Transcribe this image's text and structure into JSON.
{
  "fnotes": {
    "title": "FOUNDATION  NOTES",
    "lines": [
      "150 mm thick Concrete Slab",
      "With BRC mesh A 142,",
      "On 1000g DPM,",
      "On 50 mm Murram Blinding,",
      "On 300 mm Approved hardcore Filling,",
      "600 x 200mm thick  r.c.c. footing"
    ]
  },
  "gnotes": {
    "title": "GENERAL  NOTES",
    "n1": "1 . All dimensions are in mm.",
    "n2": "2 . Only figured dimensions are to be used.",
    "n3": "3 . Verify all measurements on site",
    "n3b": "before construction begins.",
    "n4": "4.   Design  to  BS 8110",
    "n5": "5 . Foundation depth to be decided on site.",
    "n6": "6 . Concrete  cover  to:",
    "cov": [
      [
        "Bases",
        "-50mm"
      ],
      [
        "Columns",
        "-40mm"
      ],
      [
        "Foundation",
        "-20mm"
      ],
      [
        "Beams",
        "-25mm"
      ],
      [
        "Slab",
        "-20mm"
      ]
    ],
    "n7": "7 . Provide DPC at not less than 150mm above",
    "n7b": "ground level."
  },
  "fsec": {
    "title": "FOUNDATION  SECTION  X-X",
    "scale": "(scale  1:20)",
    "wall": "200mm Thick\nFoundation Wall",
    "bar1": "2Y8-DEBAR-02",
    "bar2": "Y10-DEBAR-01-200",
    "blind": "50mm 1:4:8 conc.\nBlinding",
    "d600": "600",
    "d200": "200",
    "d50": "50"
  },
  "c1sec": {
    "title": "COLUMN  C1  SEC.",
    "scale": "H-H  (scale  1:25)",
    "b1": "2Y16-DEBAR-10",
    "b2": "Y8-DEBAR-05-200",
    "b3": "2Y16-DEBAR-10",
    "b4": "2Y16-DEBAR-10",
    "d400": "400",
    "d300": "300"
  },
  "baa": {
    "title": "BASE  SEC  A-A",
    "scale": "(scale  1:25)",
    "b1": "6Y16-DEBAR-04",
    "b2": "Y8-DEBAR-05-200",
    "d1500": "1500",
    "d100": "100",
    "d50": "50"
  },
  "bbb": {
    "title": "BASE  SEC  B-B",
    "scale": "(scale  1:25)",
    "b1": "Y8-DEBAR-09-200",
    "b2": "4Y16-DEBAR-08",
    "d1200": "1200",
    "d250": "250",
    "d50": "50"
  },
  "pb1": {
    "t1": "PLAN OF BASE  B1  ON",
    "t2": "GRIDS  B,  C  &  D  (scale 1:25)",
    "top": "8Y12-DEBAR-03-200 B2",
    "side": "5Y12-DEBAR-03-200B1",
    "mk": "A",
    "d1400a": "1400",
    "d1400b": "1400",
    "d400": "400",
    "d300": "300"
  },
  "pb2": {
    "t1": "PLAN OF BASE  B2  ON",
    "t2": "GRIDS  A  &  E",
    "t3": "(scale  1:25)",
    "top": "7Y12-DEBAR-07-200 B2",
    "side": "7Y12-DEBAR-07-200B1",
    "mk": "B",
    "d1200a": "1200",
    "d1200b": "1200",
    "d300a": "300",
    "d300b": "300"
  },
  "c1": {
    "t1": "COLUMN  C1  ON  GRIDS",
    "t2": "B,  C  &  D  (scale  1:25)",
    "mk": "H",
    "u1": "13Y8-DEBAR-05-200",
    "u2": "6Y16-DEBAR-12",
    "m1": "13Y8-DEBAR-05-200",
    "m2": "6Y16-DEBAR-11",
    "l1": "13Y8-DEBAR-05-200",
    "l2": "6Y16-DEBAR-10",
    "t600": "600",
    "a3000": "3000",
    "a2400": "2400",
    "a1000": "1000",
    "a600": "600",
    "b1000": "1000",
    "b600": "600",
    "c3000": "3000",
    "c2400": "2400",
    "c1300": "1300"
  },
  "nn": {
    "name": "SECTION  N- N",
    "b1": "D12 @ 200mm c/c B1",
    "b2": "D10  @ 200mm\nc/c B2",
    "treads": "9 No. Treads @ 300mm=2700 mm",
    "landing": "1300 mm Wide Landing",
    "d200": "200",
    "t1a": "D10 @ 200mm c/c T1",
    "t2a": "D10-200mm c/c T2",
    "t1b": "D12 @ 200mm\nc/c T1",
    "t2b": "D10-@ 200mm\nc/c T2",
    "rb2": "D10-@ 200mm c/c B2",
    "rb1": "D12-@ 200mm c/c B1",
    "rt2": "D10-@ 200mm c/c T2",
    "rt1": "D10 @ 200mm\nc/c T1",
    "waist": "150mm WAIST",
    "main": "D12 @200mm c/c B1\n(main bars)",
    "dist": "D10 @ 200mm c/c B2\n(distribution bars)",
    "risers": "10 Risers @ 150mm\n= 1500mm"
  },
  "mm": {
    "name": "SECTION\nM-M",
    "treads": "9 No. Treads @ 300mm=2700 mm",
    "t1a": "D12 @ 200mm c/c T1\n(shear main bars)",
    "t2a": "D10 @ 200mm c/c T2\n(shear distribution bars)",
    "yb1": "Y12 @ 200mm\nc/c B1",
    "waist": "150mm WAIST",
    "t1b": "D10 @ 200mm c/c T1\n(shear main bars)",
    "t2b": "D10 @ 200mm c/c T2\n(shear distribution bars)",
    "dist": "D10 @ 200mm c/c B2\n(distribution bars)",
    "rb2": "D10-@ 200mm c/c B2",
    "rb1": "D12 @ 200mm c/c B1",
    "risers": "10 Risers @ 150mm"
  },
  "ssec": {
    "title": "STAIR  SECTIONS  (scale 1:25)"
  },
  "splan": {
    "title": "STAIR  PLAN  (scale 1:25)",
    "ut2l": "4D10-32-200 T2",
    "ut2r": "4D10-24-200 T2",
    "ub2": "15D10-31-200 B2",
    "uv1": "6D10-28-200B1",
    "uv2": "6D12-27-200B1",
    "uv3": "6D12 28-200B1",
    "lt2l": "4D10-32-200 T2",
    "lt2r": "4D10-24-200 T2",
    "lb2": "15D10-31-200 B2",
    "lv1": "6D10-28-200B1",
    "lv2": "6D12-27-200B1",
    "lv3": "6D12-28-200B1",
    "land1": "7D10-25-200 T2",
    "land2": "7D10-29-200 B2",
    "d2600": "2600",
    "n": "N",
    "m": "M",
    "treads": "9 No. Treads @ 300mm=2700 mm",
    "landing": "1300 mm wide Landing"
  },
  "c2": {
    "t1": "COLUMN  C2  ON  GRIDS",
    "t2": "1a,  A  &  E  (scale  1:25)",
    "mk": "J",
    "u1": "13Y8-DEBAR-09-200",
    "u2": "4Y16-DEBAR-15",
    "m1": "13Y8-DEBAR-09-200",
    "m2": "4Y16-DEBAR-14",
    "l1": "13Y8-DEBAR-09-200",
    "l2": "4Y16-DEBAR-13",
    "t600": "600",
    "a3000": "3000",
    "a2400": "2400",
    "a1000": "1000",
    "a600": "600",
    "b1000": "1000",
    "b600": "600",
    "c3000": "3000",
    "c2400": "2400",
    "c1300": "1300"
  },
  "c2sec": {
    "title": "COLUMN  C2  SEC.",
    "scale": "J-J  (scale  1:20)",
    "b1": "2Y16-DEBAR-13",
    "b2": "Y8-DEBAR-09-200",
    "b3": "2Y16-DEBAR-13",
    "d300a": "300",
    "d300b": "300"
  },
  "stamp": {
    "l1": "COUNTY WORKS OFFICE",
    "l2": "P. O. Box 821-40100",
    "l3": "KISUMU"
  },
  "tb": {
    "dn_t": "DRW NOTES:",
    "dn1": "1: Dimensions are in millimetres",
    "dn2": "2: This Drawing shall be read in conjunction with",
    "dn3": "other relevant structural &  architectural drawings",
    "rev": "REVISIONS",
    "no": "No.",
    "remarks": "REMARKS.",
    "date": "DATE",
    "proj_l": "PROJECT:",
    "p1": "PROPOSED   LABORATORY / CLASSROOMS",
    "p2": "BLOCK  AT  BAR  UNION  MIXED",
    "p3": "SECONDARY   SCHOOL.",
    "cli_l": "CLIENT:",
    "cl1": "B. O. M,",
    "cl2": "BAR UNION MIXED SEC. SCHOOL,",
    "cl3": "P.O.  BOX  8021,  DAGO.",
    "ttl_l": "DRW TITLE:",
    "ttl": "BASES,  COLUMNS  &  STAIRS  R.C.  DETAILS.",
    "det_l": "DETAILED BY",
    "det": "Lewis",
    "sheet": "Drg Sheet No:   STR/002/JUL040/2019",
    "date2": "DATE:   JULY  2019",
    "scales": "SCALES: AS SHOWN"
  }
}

Short task.
Give the count of lines in the listing that hold the word "Concrete", with no other text.

Solution for this task.
2